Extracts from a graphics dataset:
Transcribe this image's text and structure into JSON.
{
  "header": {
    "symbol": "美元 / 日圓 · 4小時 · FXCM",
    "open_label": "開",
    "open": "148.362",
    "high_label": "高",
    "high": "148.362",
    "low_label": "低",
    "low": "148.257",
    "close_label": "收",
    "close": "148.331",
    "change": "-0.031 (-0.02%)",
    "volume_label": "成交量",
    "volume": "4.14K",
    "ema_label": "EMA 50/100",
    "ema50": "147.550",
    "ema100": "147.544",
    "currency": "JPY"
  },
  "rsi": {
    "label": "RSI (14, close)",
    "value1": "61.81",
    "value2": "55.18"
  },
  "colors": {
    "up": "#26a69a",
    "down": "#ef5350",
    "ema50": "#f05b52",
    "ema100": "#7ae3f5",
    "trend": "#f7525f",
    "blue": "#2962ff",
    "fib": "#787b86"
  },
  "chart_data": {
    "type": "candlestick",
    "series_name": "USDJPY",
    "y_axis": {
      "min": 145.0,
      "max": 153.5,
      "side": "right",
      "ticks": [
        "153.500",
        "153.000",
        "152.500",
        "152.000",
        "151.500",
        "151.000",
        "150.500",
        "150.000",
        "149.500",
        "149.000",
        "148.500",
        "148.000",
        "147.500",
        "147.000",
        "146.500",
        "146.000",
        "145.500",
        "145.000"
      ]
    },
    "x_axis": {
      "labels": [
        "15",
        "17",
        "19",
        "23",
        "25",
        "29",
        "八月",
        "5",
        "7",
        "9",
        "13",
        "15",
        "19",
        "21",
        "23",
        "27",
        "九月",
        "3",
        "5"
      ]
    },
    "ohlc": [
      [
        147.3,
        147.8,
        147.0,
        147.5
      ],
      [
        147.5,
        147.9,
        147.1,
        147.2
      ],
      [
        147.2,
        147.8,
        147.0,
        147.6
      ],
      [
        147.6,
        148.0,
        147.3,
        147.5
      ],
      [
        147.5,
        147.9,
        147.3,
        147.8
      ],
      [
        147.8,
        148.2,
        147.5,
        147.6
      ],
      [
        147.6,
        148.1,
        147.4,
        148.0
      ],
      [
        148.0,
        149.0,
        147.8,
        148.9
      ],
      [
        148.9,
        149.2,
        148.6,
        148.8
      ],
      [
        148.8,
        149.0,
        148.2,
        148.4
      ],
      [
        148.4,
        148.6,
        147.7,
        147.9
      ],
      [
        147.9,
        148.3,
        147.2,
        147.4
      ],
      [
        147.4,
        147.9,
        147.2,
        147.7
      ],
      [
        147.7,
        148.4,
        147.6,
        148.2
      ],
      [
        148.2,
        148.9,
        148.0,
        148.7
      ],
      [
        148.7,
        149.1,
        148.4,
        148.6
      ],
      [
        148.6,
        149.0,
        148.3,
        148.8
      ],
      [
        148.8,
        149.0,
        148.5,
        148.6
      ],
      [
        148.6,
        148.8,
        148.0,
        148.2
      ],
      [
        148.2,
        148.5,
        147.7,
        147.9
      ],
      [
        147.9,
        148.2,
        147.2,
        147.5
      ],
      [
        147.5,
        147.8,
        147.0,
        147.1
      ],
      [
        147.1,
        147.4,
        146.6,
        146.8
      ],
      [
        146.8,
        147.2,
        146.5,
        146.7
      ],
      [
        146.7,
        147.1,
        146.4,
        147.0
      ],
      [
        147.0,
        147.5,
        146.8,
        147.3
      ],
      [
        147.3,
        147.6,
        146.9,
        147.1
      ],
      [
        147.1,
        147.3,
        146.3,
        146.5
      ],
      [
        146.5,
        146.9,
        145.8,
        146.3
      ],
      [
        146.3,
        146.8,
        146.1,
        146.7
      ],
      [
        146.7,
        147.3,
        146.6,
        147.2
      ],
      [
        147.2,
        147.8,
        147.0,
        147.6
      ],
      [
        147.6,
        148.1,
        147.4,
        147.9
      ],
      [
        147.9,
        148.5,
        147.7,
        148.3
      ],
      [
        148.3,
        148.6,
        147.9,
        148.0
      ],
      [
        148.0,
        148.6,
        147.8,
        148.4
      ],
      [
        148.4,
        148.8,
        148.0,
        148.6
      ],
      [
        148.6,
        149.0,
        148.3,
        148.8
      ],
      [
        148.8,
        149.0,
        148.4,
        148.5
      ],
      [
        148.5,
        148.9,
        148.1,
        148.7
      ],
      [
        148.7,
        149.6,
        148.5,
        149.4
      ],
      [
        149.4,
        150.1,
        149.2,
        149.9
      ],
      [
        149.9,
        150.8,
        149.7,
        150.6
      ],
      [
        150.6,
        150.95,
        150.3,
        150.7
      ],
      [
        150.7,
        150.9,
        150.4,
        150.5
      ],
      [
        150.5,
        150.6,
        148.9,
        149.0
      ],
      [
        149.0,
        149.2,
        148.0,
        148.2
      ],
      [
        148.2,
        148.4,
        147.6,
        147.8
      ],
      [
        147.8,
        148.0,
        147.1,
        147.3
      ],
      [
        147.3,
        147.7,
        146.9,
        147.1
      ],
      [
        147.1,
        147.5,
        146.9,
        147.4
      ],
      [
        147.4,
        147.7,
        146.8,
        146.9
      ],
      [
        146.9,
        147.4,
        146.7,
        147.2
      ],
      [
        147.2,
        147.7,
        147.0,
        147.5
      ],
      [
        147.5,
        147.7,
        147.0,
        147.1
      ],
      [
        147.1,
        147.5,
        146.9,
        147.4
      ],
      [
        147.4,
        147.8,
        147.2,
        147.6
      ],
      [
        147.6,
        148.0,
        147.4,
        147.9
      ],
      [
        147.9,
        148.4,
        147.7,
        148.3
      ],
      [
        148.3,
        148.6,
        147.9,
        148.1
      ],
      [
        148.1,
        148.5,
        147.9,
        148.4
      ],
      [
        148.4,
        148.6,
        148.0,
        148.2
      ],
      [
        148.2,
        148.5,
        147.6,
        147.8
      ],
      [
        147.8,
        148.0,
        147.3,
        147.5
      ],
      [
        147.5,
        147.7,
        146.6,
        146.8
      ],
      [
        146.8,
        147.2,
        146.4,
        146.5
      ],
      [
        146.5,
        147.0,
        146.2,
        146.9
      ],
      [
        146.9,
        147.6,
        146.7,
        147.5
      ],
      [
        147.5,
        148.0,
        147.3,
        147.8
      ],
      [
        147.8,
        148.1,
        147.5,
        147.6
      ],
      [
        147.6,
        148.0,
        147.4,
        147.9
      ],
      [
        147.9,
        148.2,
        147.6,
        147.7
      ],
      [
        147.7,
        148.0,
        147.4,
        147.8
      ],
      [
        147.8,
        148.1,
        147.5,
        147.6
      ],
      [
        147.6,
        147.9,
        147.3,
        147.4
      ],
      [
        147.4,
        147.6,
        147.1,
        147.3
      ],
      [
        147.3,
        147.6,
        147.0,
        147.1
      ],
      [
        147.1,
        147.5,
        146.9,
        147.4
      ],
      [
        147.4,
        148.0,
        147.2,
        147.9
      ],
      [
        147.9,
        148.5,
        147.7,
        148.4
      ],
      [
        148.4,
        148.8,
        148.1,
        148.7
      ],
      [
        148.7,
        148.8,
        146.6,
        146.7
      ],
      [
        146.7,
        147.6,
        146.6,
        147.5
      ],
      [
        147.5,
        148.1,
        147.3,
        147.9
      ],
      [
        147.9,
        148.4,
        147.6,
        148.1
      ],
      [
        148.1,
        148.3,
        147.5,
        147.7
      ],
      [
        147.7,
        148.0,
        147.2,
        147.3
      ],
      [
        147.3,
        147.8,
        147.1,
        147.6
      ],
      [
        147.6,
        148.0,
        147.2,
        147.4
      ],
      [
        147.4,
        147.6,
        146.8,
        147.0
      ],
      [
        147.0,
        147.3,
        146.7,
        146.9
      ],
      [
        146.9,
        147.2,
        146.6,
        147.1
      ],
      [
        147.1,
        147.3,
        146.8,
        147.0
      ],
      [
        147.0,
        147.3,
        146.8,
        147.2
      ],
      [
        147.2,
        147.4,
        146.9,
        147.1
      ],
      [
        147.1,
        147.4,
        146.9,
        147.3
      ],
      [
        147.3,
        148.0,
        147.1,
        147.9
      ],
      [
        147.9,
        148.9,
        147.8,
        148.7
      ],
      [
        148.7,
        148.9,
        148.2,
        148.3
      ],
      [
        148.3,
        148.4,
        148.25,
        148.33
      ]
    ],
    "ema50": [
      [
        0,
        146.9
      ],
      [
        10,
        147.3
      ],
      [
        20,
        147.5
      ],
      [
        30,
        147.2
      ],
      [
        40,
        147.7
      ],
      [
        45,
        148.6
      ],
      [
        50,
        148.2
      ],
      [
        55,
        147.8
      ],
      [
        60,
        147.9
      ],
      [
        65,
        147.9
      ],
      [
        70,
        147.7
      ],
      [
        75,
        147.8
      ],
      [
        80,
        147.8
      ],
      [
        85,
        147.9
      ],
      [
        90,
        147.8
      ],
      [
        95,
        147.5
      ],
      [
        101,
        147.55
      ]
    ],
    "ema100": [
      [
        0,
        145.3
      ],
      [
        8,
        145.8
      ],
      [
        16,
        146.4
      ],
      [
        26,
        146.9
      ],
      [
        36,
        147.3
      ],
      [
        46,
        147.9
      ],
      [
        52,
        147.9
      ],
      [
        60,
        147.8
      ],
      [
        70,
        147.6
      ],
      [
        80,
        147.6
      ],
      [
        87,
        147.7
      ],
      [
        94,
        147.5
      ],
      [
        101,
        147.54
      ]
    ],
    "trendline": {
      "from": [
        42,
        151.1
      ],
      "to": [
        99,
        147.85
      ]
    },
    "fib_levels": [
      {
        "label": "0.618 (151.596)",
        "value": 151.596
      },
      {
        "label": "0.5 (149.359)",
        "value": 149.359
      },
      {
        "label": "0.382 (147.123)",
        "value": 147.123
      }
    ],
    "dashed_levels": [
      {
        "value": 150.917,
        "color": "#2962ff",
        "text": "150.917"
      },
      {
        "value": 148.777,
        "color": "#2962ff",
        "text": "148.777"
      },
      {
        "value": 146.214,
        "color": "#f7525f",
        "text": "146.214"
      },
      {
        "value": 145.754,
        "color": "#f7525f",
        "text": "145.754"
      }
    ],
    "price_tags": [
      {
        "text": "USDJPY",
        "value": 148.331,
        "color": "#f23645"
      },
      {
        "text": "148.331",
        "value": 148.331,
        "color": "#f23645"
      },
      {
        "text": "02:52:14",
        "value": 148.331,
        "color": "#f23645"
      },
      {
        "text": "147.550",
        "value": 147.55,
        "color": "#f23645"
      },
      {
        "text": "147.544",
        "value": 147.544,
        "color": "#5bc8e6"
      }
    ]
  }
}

Exercise requirements: Search the records above for "text". Copy each line where it is found.

Answer:
Transcribe this image's text and structure into JSON.
        "text": "150.917"
        "text": "148.777"
        "text": "146.214"
        "text": "145.754"
        "text": "USDJPY",
        "text": "148.331",
        "text": "02:52:14",
        "text": "147.550",
        "text": "147.544",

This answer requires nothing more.